(Stored items)
====
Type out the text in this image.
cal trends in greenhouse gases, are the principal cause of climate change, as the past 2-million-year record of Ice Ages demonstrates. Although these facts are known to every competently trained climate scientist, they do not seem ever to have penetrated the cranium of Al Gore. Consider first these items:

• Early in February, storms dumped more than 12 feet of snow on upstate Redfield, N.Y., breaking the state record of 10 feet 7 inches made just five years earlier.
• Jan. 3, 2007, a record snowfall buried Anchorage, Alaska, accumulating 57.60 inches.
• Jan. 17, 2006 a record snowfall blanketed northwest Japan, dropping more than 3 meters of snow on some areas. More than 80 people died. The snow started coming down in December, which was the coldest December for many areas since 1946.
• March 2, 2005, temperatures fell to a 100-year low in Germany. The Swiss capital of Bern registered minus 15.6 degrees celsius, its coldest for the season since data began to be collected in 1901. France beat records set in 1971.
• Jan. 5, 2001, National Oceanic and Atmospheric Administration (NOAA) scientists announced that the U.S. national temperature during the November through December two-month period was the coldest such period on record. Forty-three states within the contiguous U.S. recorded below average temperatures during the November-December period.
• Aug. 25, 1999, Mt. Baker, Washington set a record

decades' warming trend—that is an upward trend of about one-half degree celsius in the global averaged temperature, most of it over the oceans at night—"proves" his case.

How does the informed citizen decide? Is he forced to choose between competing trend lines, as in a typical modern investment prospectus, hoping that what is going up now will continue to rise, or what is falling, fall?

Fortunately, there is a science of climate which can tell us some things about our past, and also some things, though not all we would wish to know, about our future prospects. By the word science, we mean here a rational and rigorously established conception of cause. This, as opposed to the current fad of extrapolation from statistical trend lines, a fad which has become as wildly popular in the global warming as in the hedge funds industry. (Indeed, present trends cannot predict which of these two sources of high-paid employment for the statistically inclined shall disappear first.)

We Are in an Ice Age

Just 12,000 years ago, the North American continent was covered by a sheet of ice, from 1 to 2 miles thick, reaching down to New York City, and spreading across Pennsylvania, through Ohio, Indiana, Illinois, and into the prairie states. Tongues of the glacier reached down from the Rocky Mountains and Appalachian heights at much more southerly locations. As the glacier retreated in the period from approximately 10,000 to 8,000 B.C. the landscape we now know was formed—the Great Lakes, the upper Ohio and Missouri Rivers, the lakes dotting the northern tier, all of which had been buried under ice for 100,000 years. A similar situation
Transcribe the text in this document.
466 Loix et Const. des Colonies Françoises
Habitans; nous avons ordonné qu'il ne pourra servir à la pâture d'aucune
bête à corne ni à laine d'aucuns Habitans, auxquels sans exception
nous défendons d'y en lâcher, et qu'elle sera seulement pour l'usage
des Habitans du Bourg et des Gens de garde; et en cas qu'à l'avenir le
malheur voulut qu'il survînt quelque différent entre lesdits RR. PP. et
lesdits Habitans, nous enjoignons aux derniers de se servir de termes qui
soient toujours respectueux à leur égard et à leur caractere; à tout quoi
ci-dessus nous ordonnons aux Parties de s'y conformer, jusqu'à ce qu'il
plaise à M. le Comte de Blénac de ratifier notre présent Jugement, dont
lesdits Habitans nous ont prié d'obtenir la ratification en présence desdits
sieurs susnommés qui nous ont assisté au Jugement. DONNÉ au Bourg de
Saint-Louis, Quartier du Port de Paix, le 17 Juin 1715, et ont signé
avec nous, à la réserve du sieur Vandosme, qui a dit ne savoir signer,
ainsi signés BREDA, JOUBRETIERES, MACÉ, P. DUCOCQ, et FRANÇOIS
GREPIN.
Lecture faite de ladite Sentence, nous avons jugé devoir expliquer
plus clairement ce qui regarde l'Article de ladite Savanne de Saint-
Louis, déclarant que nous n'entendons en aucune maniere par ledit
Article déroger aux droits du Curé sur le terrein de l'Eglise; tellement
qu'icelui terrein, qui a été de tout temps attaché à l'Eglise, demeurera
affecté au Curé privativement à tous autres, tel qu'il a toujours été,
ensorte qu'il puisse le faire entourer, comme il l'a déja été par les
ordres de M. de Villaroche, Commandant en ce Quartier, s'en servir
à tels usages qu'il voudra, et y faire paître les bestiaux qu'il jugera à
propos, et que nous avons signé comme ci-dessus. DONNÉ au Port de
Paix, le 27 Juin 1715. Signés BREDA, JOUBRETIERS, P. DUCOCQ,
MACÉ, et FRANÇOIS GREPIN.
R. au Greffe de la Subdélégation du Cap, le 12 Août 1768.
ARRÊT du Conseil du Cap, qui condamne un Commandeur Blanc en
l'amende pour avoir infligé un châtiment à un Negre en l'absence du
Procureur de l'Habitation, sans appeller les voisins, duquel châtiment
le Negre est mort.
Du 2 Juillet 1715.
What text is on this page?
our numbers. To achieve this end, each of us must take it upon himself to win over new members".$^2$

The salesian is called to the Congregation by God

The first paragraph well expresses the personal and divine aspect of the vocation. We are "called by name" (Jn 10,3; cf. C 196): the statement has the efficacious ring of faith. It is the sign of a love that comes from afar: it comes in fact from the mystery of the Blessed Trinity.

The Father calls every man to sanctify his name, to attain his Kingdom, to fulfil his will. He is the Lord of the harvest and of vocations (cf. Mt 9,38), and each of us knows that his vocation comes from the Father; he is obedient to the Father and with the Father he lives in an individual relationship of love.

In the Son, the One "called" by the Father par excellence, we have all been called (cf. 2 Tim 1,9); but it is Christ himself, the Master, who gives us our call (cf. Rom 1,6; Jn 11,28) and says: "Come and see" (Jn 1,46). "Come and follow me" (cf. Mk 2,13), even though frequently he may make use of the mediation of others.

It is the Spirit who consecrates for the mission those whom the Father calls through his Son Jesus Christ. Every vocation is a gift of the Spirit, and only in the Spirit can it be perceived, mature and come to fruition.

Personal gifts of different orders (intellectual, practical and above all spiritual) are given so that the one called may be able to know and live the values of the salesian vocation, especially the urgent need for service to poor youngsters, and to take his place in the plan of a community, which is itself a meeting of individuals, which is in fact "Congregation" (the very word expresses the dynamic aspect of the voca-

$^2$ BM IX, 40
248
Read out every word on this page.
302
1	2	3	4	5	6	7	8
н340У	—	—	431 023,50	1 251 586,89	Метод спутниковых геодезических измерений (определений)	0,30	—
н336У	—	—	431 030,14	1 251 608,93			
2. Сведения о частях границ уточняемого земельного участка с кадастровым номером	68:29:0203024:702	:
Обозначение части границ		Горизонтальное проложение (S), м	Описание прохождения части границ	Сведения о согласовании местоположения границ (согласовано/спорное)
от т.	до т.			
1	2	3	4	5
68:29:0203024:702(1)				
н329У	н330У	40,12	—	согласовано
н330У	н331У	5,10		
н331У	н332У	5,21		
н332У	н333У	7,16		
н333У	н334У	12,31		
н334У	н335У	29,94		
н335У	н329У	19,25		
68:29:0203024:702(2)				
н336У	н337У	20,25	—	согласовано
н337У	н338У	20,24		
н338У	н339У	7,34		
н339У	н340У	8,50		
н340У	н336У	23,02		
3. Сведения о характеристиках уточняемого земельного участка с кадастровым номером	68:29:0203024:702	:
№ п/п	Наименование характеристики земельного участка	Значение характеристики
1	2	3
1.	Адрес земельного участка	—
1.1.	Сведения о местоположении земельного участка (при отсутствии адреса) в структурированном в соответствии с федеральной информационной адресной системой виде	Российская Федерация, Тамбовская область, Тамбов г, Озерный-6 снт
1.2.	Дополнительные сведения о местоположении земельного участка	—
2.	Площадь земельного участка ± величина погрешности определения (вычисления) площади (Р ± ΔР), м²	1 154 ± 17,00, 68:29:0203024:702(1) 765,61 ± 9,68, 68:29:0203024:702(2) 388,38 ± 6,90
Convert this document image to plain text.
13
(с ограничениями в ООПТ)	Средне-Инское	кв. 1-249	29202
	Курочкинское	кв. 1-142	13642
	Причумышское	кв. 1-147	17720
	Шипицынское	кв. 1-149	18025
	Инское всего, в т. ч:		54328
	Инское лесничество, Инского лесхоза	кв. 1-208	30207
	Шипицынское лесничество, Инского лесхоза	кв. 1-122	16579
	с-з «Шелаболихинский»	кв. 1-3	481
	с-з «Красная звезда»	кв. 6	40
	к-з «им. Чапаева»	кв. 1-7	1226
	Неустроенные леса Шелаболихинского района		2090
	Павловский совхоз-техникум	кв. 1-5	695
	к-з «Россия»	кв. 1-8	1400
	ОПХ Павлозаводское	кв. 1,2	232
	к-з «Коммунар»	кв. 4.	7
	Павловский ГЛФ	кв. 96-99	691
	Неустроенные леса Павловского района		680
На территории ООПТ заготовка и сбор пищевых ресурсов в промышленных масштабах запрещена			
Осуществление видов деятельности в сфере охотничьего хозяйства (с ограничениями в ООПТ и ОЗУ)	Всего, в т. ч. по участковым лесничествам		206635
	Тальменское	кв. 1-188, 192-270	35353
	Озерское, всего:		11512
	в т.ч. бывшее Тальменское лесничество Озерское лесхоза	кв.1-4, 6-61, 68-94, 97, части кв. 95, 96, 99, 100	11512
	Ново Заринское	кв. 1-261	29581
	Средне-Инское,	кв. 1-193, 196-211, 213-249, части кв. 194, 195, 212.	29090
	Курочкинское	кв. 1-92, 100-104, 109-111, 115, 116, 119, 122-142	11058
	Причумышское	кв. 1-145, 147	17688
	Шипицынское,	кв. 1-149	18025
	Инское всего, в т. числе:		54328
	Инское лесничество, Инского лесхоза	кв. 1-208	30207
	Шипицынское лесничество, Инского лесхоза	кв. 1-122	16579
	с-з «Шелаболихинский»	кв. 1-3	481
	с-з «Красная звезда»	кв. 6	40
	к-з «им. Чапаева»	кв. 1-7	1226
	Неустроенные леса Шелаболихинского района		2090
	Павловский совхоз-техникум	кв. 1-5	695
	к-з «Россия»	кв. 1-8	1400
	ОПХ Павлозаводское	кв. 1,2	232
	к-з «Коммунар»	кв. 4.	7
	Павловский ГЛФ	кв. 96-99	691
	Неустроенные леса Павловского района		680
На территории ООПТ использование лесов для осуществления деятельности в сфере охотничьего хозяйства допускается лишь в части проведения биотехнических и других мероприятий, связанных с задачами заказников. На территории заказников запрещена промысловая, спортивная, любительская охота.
====
◆ What this task involves: Collect the lines of the records that include the string "been".

◆ Solution for this task:
Just 12,000 years ago, the North American continent was covered by a sheet of ice, from 1 to 2 miles thick, reaching down to New York City, and spreading across Pennsylvania, through Ohio, Indiana, Illinois, and into the prairie states. Tongues of the glacier reached down from the Rocky Mountains and Appalachian heights at much more southerly locations. As the glacier retreated in the period from approximately 10,000 to 8,000 B.C. the landscape we now know was formed—the Great Lakes, the upper Ohio and Missouri Rivers, the lakes dotting the northern tier, all of which had been buried under ice for 100,000 years. A similar situation
In the Son, the One "called" by the Father par excellence, we have all been called (cf. 2 Tim 1,9); but it is Christ himself, the Master, who gives us our call (cf. Rom 1,6; Jn 11,28) and says: "Come and see" (Jn 1,46). "Come and follow me" (cf. Mk 2,13), even though frequently he may make use of the mediation of others.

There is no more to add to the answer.